| Goal |
Reproduce all records exactly.
#### Records for this exercise
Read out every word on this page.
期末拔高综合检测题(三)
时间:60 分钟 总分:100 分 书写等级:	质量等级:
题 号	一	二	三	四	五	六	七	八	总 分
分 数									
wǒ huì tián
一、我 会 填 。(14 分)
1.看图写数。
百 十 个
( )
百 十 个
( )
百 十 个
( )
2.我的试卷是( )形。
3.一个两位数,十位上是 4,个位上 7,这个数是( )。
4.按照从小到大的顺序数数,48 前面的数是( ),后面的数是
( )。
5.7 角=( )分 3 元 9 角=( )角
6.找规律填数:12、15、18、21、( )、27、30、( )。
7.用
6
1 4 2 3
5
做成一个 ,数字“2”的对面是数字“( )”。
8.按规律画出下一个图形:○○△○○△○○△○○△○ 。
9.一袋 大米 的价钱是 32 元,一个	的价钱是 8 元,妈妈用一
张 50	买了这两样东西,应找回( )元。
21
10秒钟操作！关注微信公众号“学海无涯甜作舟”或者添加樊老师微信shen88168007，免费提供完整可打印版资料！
########
| Solution |
Read out every word on this page.
期末拔高综合检测题(三)
时间:60 分钟 总分:100 分 书写等级:	质量等级:
题 号	一	二	三	四	五	六	七	八	总 分
分 数									
wǒ huì tián
一、我 会 填 。(14 分)
1.看图写数。
百 十 个
( )
百 十 个
( )
百 十 个
( )
2.我的试卷是( )形。
3.一个两位数,十位上是 4,个位上 7,这个数是( )。
4.按照从小到大的顺序数数,48 前面的数是( ),后面的数是
( )。
5.7 角=( )分 3 元 9 角=( )角
6.找规律填数:12、15、18、21、( )、27、30、( )。
7.用
6
1 4 2 3
5
做成一个 ,数字“2”的对面是数字“( )”。
8.按规律画出下一个图形:○○△○○△○○△○○△○ 。
9.一袋 大米 的价钱是 32 元,一个	的价钱是 8 元,妈妈用一
张 50	买了这两样东西,应找回( )元。
21
10秒钟操作！关注微信公众号“学海无涯甜作舟”或者添加樊老师微信shen88168007，免费提供完整可打印版资料！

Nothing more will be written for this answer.